══ PROVIDED MATERIAL

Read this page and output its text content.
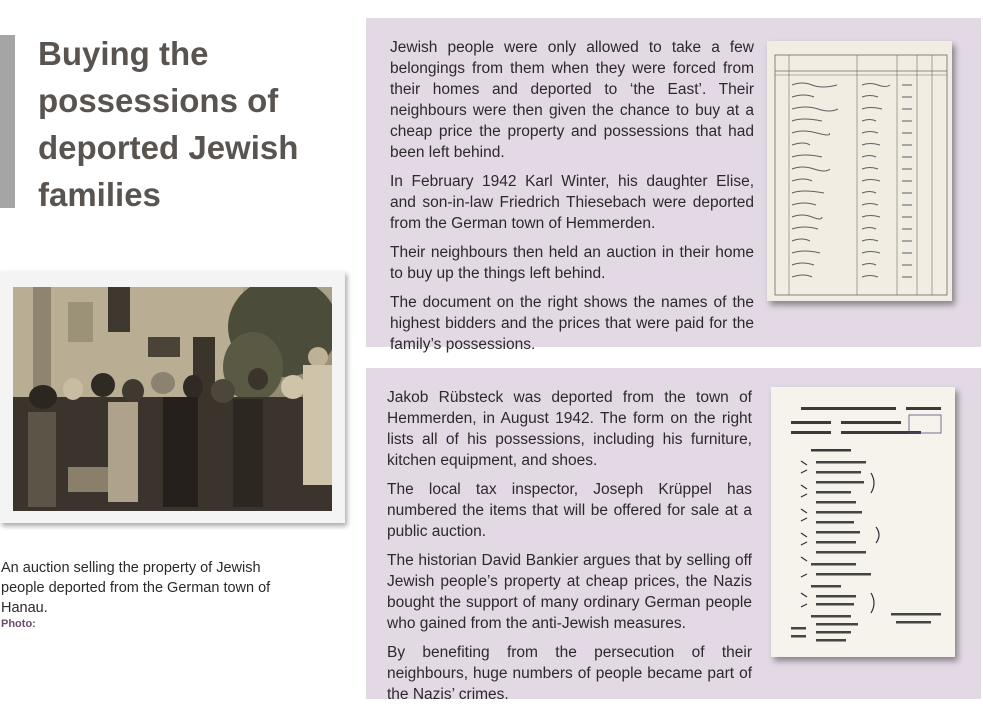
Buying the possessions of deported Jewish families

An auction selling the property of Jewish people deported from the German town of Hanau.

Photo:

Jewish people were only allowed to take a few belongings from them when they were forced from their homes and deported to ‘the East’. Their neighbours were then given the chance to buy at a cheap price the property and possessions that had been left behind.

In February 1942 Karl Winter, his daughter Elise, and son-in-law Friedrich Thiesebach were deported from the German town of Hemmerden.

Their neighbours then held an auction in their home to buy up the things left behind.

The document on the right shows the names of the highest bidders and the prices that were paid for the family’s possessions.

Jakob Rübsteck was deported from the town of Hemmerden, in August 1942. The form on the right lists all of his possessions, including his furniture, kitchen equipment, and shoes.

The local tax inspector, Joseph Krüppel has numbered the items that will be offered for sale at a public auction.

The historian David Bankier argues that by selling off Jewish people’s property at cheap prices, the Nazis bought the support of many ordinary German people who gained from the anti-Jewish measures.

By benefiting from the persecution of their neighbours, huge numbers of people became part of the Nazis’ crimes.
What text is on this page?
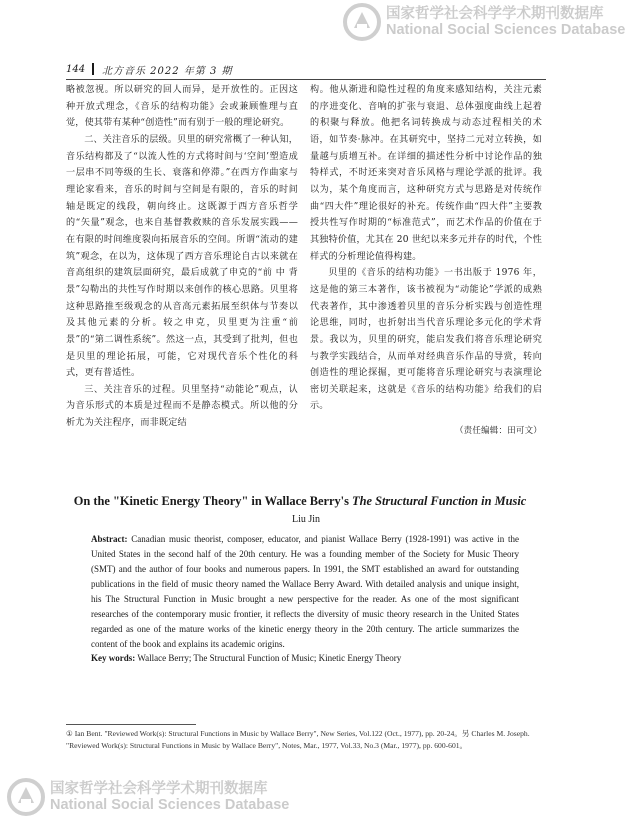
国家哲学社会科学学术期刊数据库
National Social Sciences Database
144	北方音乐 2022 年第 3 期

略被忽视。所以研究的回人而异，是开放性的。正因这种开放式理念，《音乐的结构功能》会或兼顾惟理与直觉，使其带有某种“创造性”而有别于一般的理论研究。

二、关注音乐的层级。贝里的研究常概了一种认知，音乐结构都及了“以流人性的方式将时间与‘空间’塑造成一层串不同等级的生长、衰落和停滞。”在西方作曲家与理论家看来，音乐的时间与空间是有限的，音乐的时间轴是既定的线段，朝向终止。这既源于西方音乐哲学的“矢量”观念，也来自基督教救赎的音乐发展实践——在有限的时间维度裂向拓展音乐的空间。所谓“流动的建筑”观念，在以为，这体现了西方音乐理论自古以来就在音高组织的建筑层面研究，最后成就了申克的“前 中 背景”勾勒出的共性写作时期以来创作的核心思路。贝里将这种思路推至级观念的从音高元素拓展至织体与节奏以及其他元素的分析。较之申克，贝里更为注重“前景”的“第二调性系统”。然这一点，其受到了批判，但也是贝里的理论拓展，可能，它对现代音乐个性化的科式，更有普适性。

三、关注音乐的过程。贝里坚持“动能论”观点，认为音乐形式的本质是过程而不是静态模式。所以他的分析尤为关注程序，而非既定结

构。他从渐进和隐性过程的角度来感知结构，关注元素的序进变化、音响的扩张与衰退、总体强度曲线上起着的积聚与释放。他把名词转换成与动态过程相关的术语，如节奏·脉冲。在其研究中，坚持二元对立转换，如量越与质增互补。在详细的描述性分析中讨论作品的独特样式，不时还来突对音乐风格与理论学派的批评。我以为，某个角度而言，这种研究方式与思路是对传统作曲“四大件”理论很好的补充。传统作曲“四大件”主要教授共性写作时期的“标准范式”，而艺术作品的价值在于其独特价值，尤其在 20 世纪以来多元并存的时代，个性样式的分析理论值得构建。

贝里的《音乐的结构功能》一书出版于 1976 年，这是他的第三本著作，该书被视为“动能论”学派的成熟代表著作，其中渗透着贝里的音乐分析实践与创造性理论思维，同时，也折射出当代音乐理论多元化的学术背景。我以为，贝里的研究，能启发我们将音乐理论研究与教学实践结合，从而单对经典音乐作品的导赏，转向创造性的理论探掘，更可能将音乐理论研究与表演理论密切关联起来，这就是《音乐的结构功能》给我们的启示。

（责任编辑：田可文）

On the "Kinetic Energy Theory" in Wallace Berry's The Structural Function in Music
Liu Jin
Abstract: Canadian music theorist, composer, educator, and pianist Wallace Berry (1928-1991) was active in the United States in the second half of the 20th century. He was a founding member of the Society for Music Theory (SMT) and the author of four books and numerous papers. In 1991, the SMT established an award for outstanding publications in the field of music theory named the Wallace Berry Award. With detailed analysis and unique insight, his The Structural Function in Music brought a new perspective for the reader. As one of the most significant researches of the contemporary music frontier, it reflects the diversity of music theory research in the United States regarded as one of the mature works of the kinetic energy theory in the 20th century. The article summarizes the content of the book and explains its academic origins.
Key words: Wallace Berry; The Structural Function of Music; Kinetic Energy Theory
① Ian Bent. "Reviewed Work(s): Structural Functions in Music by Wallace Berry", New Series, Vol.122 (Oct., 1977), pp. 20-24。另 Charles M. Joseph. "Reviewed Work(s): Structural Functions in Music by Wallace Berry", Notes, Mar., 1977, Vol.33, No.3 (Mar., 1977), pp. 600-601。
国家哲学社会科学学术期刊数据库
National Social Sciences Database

════
══ PROVIDED MATERIAL

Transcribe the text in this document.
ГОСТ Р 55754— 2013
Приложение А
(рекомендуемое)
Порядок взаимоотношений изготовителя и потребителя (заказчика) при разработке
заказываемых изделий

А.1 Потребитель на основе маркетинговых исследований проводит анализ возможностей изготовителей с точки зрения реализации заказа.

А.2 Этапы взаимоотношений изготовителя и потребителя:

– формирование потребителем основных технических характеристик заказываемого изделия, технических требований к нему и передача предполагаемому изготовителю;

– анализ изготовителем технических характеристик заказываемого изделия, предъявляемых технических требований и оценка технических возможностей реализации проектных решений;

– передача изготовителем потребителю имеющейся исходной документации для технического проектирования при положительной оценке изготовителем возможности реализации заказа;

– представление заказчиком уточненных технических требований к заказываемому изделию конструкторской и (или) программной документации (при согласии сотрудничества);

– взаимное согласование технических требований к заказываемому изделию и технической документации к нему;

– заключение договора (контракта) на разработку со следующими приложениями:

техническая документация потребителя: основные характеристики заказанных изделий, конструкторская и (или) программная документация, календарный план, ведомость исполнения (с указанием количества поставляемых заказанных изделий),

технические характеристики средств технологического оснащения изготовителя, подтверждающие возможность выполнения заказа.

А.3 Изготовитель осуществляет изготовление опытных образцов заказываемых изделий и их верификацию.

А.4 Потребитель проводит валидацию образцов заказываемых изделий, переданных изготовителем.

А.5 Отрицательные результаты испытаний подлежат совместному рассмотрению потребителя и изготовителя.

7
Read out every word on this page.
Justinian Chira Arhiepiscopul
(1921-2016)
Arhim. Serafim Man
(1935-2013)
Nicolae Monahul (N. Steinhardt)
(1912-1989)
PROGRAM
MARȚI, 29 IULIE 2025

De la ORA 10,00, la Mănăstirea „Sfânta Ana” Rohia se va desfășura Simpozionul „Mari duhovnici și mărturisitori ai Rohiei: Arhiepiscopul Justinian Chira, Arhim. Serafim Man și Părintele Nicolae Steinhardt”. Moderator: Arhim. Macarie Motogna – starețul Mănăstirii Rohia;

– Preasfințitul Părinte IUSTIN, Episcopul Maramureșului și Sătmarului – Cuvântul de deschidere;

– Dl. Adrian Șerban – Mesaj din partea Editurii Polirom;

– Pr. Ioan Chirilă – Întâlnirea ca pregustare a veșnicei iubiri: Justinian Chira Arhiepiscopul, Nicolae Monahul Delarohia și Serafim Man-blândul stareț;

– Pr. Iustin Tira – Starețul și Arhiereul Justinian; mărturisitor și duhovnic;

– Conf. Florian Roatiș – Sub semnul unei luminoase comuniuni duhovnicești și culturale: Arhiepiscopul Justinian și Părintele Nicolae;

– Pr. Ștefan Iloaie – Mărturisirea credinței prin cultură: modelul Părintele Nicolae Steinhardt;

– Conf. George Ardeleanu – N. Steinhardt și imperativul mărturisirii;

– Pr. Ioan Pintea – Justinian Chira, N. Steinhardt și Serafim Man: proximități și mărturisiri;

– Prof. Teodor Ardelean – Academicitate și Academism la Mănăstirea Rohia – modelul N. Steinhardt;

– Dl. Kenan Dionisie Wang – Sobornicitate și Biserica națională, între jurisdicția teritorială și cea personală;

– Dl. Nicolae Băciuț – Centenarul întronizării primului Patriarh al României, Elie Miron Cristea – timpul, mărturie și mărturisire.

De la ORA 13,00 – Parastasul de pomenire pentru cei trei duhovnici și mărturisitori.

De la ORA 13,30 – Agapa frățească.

════
══ PROVIDED MATERIAL

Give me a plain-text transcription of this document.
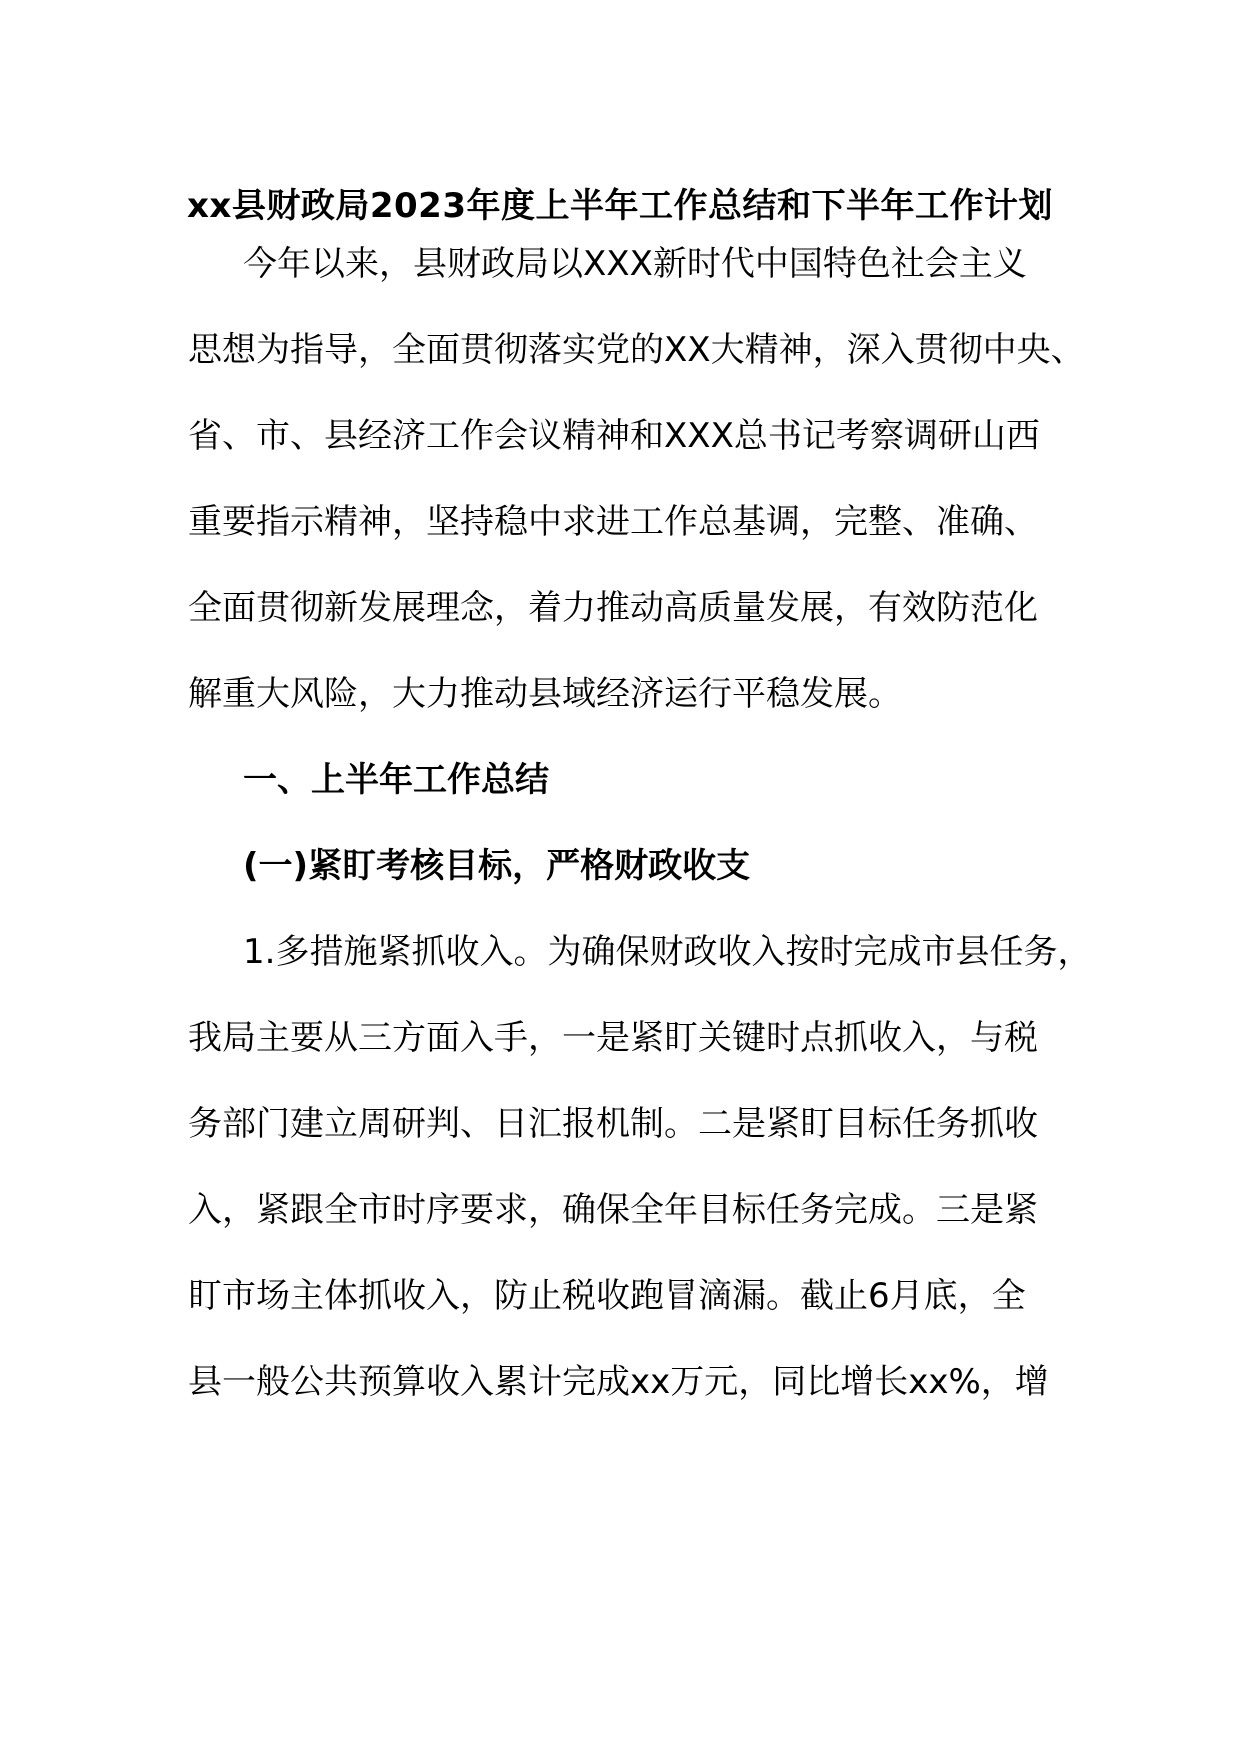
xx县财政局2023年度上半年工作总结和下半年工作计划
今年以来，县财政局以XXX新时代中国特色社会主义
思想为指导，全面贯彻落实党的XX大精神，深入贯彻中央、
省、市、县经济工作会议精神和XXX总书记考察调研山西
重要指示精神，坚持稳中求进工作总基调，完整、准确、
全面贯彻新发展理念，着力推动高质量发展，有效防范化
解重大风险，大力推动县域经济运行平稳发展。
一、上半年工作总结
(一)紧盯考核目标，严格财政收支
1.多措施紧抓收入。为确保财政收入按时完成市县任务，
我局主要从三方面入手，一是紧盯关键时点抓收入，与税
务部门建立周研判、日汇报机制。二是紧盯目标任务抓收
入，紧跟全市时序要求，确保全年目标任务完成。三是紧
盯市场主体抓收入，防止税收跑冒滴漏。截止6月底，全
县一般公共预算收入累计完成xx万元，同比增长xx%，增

════

■ **STATED PROBLEM**
Gather each line of the listing that holds the string "cheap".

■ **EXERCISE RESPONSE**
Jewish people were only allowed to take a few belongings from them when they were forced from their homes and deported to ‘the East’. Their neighbours were then given the chance to buy at a cheap price the property and possessions that had been left behind.
The historian David Bankier argues that by selling off Jewish people’s property at cheap prices, the Nazis bought the support of many ordinary German people who gained from the anti-Jewish measures.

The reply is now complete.